WHAT THIS TASK INVOLVES —
Locate and copy all lines bearing the word "title".

----------

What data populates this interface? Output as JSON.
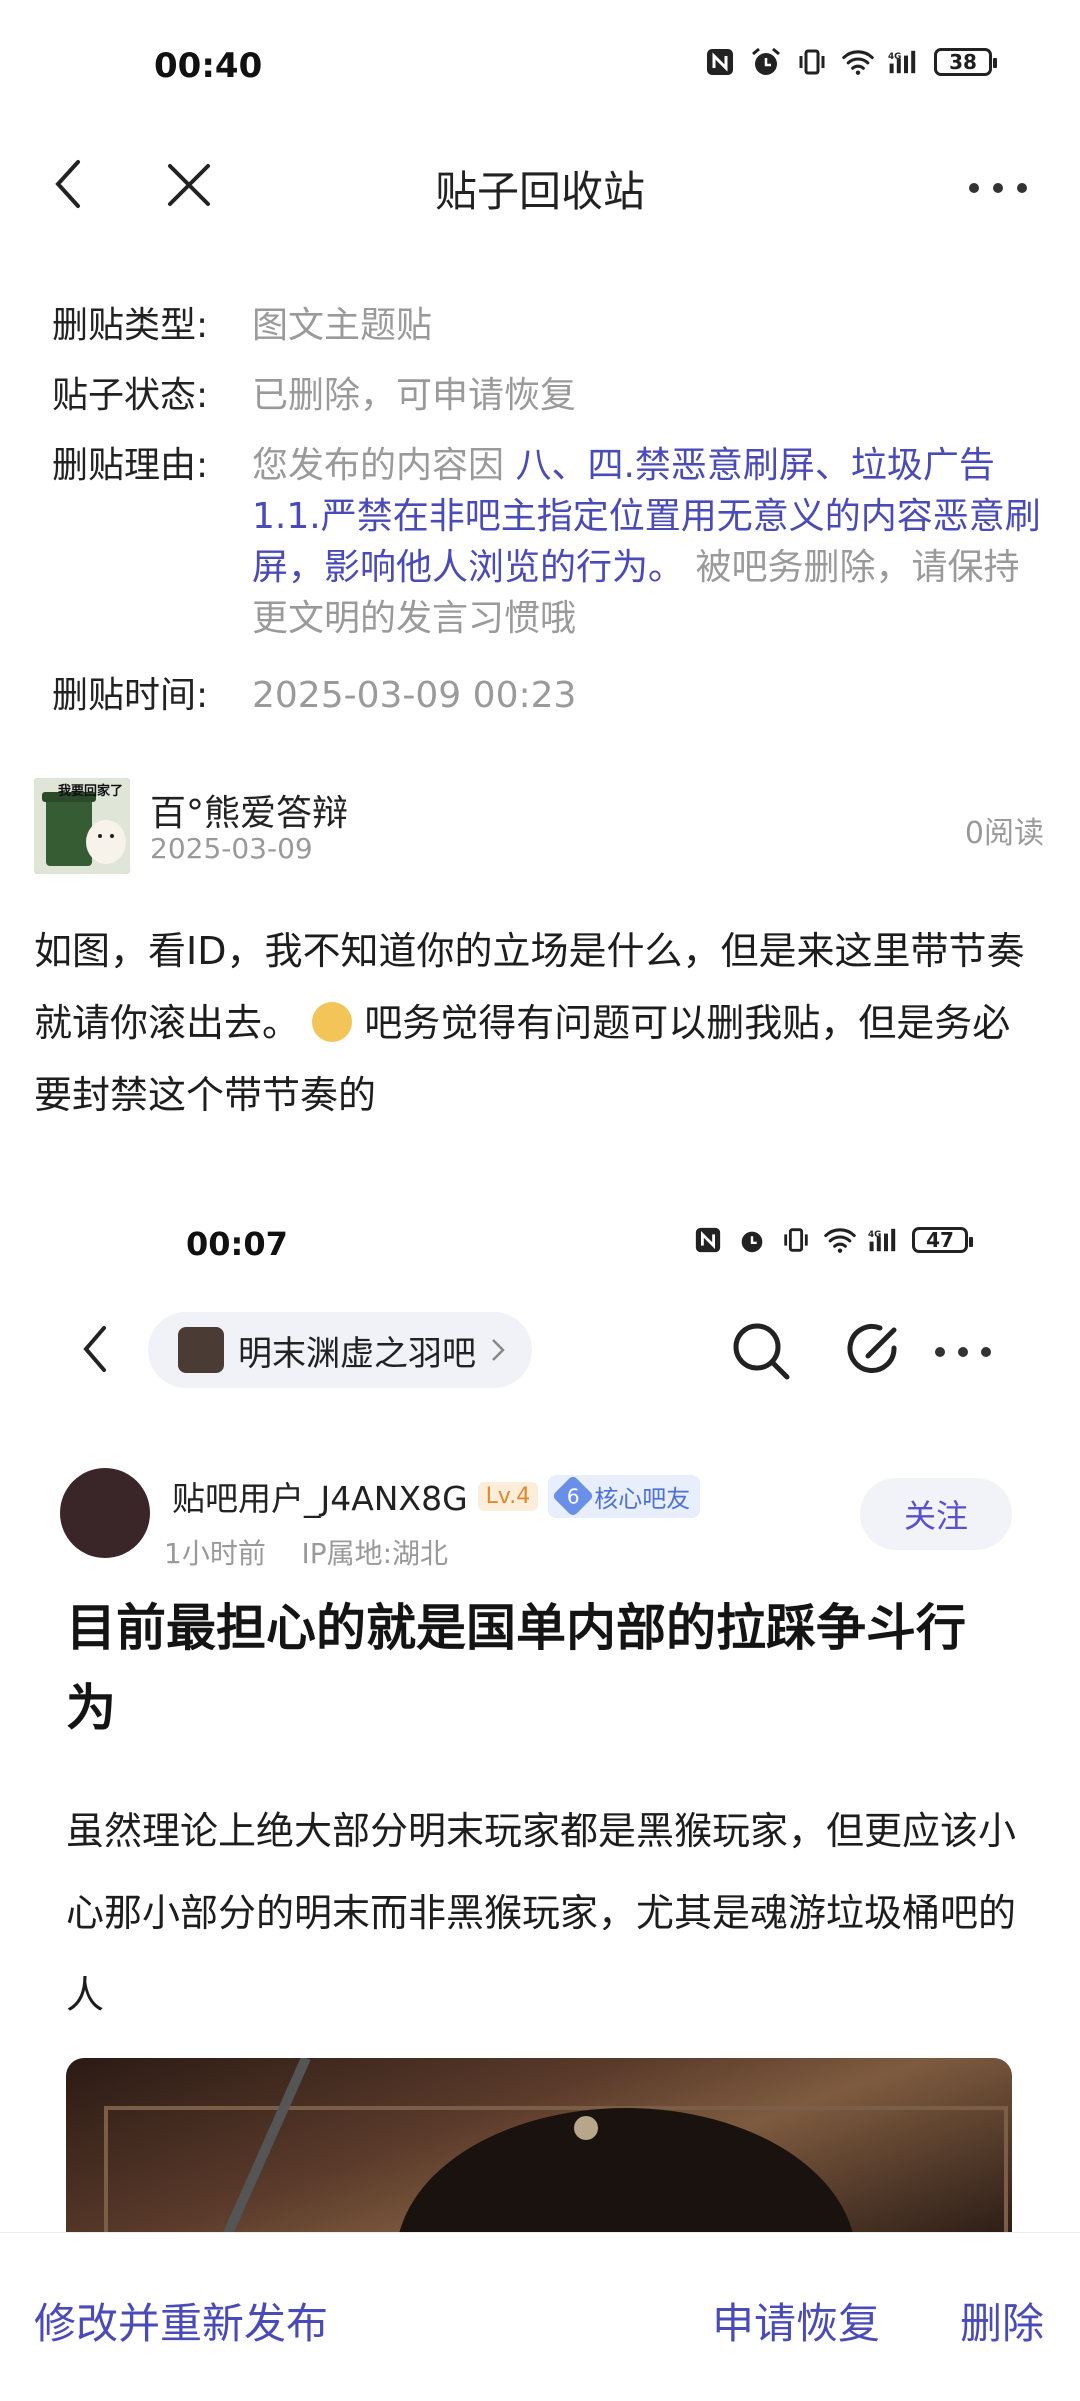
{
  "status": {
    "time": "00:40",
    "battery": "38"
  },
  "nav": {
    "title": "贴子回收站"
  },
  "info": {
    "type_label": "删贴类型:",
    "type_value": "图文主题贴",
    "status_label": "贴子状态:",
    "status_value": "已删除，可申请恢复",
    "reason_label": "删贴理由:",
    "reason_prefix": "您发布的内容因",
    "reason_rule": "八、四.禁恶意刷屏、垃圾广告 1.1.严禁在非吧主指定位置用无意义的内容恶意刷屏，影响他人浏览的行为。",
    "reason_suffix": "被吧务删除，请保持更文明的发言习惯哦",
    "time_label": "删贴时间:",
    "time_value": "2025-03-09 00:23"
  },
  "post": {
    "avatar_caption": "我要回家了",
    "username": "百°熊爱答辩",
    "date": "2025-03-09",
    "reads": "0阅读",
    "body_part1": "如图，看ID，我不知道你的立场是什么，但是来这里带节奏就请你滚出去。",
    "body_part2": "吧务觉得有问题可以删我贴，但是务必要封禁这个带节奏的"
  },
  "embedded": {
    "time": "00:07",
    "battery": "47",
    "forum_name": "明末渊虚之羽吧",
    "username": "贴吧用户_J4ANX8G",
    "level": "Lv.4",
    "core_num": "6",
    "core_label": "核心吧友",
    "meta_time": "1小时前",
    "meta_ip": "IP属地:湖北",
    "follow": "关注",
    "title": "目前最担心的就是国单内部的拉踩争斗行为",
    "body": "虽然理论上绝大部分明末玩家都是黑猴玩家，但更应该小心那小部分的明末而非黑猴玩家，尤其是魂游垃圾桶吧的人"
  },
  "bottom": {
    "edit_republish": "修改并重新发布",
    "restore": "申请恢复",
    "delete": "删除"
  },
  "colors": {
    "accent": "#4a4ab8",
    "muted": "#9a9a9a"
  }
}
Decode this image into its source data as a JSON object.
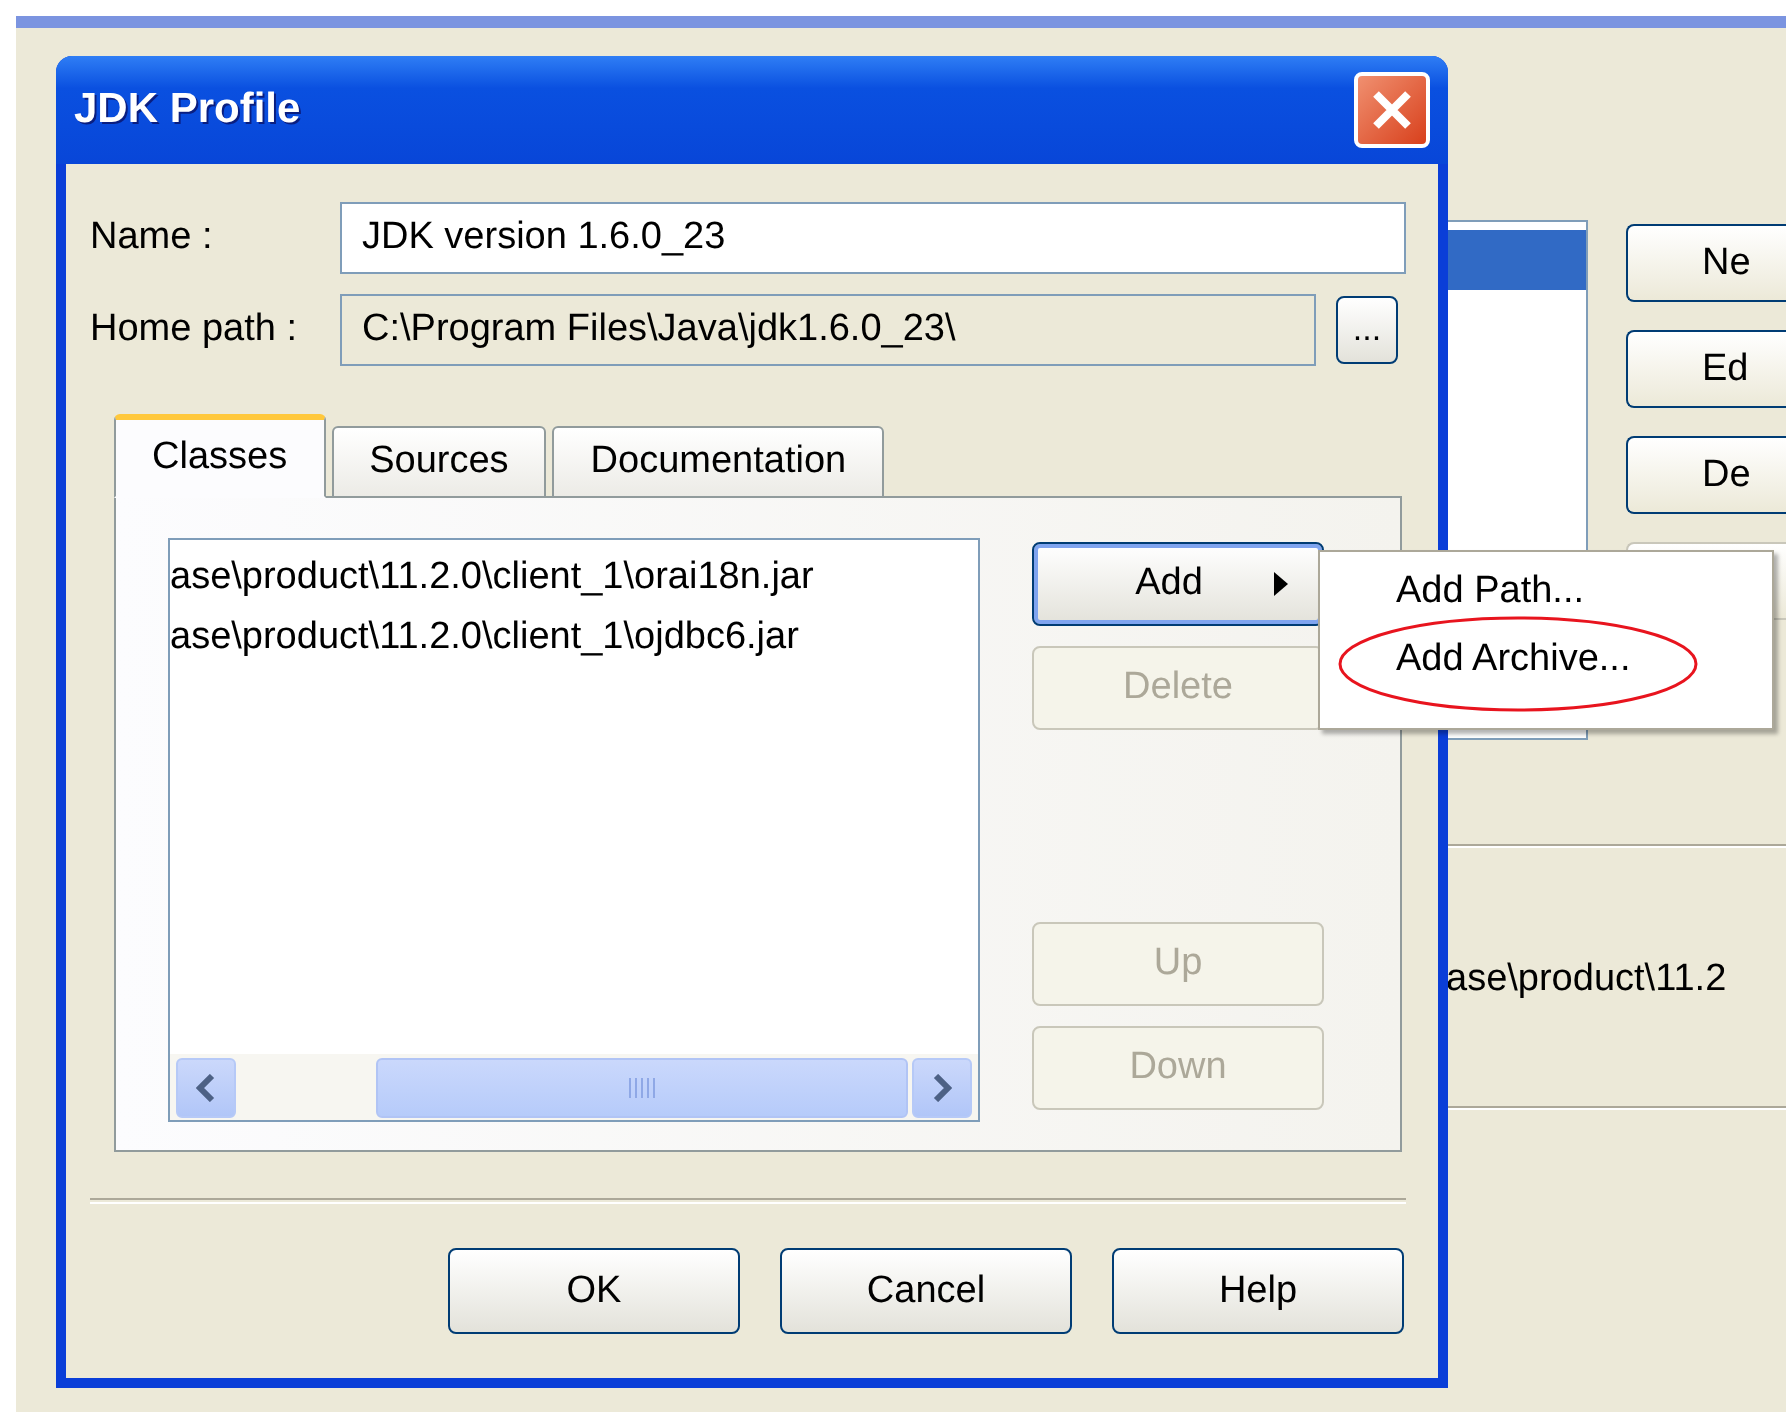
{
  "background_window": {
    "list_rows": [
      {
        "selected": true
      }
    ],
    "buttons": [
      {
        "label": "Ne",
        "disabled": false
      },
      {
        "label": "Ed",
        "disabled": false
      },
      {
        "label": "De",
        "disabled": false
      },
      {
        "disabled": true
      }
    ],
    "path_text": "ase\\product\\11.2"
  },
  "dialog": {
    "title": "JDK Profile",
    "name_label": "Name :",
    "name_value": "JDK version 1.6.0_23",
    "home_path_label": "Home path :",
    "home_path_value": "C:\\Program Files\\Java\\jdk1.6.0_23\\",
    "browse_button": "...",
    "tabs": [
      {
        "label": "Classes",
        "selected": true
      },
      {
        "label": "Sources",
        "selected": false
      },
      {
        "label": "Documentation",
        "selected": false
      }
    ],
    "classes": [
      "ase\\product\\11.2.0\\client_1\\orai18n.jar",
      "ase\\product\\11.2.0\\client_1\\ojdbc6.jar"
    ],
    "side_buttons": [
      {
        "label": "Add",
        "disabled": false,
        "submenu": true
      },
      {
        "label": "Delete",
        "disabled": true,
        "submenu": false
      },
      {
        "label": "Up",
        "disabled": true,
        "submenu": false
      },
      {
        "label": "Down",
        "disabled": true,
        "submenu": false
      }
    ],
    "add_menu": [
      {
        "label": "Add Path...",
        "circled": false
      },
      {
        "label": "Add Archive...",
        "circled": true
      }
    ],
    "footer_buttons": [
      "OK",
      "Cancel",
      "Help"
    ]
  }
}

----------

SOLUTION —
    "title": "贴子回收站"
    "title": "目前最担心的就是国单内部的拉踩争斗行为",
    "title": "JDK Profile",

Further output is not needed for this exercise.